◆ Work to complete:
1. Check the three statements below against the reticulate post below. For each, answer yes or no, and quote the deciding words of the post exactly.
(a) The tables are read from the PDFs with camelot.
(b) The conversion problem happens only with dictionaries.
(c) The tables themselves show which year they belong to.
2. Carry on the reticulate post below from the point where it stops.

◆ Extract:
*****
Search code examples
pythonrpandasdataframereticulate

Why will reticulate convert a list of pandas dfs to a list of r dfs but not if using a dictionary or nested lists?


This is my first time using reticulate. I have 20 multi-page pdf tables I'm pulling data from using camelot in python (they're not simple tables so I need the more powerful table reader). It creates a list of tables (one table for each page) and makes a TableList object. I'm able to loop over list and convert the tables to pandas dataframes. Example of doing this with one of the pdfs:

tables2001 = camelot.read_pdf('2001.pdf', flavor='stream', pages='1-end')
df2001 = list()
for t in tables2001:
  df = t.df
  df2001.append(df)

I can then return to r, and rdf2001 <- py$df2001 gives me a list of r data.frames.

However, if I instead put the python list of dataframes into either a nested list or a dictionary containing lists, the r conversion no longer works, and the resulting nested list still contains pandas data.frames. An attempt to manually convert one of the dfs understandably gives this:

Error in as.data.frame.default(rdf2001_nested[[1]]) : 
  cannot coerce class ‘c("pandas.core.frame.DataFrame", "pandas.core.generic.NDFrame", ’ to a data.frame

If I pull a single list from from a nested list into r, e.g. df2001_a <- py$df2001[1], that converts to a single list of r data.frames. I can't do the same for a dictionary, since the conversion keeps the key as a list so the nesting still exists.

The idea of using a dictionary was to get a named list in r identifying each year, since the tables themselves do not contain that information. I can work around it, but the dictionary to named list would to me the clearest way to do this assuming it would work. Trying nested lists was to figure out if the conversion issue only happened with dictionaries, which it doesn't; it's with any kind of nesting.
*****
◆ Records supplied:
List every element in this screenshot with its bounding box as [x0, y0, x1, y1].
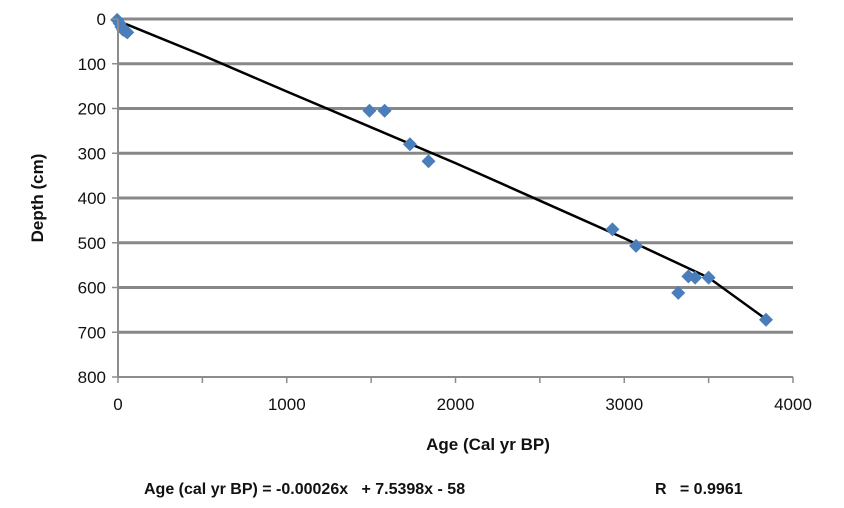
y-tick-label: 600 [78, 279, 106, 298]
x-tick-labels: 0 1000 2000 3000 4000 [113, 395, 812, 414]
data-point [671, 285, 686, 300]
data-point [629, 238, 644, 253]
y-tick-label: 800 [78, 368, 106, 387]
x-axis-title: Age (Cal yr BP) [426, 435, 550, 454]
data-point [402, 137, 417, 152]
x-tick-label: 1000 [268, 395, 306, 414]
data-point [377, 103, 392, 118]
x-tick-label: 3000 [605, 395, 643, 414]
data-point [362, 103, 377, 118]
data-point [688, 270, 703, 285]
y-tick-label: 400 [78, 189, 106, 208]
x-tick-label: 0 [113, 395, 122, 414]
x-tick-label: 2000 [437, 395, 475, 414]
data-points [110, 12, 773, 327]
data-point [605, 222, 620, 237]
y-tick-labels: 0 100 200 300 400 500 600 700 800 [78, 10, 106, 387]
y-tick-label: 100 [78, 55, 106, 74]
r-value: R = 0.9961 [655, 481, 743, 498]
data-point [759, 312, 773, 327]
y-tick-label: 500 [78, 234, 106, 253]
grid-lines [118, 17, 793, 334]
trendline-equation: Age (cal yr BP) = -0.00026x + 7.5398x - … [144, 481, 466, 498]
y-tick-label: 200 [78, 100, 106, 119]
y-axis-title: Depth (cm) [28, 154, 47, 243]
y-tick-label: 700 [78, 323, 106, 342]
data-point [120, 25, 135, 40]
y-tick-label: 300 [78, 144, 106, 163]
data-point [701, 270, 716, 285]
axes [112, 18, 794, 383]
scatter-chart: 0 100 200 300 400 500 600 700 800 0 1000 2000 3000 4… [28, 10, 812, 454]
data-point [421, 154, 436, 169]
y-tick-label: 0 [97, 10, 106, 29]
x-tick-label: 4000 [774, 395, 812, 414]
*****
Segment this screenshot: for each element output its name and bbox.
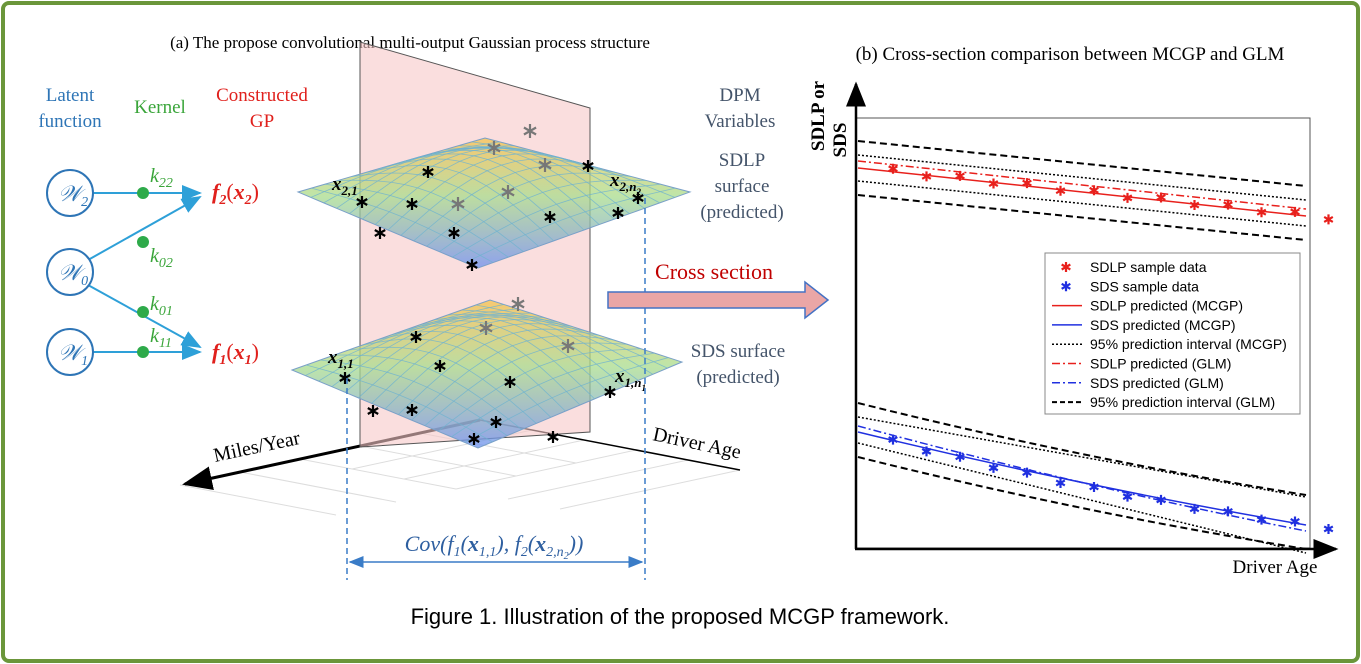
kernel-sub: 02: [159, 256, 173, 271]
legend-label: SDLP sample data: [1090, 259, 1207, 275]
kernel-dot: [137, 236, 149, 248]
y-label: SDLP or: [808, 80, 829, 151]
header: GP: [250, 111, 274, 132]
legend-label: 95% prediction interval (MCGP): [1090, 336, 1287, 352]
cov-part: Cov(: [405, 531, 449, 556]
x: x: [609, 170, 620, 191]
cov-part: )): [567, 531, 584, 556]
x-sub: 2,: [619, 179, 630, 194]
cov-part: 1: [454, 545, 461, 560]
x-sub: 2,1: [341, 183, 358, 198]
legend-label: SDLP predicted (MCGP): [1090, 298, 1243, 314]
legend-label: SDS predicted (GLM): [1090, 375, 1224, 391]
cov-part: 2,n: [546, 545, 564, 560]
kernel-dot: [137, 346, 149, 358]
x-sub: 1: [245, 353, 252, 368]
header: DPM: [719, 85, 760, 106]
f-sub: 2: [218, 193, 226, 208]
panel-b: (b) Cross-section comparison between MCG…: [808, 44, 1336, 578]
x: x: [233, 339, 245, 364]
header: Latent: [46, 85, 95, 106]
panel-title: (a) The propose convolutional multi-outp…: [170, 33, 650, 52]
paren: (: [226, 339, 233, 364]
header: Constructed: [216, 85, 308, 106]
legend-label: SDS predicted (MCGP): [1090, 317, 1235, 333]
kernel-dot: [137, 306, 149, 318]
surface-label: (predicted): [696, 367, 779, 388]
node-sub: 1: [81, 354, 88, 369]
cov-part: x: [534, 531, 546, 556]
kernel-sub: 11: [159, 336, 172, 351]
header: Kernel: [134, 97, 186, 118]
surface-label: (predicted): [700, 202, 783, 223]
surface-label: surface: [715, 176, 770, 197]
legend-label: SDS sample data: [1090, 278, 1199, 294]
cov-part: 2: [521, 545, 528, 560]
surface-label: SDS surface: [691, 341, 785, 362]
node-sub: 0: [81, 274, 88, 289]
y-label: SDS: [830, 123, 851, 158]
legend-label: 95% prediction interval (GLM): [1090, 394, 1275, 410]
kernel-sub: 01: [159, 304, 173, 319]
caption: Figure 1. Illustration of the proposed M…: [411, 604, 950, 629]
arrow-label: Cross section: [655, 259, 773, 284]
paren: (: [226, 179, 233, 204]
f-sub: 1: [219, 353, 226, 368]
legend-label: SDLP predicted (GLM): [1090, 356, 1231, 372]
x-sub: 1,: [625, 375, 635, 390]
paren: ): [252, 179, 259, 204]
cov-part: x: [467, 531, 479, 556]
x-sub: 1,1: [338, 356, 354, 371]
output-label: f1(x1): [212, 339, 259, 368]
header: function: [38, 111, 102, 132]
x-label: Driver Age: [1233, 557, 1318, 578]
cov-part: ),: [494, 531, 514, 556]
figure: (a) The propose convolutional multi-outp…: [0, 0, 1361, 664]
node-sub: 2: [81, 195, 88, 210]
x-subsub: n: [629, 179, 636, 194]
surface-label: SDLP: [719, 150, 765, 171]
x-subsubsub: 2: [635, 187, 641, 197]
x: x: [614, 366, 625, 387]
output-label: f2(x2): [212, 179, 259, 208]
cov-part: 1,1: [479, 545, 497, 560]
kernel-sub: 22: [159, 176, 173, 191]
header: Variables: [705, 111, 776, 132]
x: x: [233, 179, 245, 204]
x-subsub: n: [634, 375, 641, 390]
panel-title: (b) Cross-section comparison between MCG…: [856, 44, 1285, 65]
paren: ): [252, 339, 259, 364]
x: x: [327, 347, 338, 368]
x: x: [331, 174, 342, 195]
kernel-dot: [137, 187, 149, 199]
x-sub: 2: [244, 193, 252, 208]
*****
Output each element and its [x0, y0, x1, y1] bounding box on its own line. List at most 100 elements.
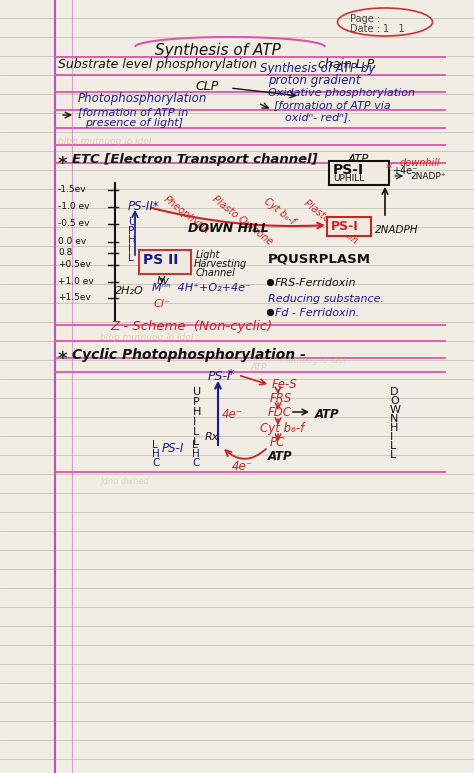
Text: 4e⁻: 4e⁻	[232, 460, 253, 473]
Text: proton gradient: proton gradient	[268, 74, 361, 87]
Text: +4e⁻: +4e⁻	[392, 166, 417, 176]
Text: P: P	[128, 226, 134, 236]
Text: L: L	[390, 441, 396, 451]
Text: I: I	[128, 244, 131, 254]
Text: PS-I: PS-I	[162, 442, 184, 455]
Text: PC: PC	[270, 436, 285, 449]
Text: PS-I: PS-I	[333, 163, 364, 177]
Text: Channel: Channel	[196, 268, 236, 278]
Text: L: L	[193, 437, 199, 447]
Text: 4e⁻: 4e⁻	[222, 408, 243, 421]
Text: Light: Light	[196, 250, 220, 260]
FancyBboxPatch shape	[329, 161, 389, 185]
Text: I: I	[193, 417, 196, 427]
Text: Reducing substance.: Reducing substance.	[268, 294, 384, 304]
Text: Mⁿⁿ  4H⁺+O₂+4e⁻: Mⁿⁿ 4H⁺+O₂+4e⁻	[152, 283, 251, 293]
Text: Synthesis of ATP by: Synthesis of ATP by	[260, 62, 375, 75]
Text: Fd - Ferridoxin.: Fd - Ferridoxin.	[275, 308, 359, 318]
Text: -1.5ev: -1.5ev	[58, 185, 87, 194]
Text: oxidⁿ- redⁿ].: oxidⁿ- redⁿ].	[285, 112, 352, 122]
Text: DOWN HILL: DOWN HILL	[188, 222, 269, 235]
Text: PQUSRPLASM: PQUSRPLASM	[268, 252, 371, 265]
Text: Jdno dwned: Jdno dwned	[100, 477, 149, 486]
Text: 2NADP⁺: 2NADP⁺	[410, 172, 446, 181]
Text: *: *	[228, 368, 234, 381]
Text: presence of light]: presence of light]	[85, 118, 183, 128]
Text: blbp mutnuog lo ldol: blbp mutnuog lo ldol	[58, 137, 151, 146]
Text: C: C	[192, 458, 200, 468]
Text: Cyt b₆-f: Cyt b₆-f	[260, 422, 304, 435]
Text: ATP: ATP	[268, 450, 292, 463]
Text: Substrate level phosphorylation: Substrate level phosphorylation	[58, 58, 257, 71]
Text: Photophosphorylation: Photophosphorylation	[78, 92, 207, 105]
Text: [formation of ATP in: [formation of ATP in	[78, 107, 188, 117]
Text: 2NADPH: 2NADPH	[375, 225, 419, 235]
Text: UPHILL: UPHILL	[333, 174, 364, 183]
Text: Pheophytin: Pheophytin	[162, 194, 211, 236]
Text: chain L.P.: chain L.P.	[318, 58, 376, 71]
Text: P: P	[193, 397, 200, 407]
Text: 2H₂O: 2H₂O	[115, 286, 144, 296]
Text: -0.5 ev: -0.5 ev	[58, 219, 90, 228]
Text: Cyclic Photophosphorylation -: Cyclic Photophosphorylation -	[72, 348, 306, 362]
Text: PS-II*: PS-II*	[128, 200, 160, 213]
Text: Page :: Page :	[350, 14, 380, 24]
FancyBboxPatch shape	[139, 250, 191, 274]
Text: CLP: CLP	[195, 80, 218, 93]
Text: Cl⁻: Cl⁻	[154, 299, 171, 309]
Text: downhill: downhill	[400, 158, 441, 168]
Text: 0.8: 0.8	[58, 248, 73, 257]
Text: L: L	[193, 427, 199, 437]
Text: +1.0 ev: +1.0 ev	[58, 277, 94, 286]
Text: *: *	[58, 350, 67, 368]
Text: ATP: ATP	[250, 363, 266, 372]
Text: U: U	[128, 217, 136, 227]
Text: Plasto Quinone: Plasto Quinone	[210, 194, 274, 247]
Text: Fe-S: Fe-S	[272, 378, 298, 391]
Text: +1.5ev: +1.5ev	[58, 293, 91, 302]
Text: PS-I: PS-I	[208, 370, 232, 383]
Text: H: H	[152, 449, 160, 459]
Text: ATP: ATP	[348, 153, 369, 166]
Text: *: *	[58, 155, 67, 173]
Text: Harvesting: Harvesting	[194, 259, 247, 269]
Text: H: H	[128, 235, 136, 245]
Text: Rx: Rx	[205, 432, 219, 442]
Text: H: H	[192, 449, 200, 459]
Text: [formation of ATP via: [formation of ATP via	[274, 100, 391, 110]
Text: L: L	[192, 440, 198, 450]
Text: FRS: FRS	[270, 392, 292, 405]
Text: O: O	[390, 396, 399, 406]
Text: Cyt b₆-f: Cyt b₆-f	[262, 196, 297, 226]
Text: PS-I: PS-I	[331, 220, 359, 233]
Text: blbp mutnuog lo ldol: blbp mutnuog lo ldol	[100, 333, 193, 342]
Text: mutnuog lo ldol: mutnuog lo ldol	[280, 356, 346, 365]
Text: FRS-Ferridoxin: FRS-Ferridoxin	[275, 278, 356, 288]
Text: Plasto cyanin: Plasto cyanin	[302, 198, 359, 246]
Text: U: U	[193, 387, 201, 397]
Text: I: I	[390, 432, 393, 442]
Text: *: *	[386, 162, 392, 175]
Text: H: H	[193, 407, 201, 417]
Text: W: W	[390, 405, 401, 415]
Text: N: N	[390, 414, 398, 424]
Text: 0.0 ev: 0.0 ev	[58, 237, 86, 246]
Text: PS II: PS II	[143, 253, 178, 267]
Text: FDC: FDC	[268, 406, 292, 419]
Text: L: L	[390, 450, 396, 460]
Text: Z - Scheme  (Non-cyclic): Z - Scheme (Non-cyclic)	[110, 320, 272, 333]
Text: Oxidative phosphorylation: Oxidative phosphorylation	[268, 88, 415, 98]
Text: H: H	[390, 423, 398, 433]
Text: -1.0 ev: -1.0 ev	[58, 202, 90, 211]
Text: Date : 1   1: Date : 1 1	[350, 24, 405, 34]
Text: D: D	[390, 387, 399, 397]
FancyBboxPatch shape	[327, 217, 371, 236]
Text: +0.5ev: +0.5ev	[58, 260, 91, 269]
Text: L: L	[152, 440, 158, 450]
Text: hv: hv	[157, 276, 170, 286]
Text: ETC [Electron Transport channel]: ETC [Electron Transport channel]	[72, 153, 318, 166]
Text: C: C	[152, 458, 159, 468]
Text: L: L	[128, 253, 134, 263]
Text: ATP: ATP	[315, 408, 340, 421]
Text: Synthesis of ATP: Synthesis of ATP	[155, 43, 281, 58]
*****
◆ Responses per task:
1.
(a) Yes: "I'm pulling data from using camelot in python"
(b) No: "which it doesn't; it's with any kind of nesting"
(c) No: "since the tables themselves do not contain that information"

2.
I'm trying to understand why this is happening. Can reticulate only convert a single level of a list? Is there an underlying reason for this or is it just that that ability hasn't been added but in theory could be?

Update with full code:

Pdf tables are here. I extracted the pages covering criminal caseloads for each year which is why pages are listed as 1-end; each has 14 pages. Python code run with repl_python() - works and gives the outcome I intend for both the list and dictionary:

import camelot
import pandas

# Lists
tables2001 = camelot.read_pdf('2001.pdf', flavor='stream', pages='1-end')
tables2002 = camelot.read_pdf('2002.pdf', flavor='stream', pages='1-end')
tables2003 = camelot.read_pdf('2003.pdf', flavor='stream', pages='1-end')

dflist = list()
tablelist=[tables2001,tables2002,tables2003,tables2004]
for t in tablelist:
  df = t.df
  dflist.append(df)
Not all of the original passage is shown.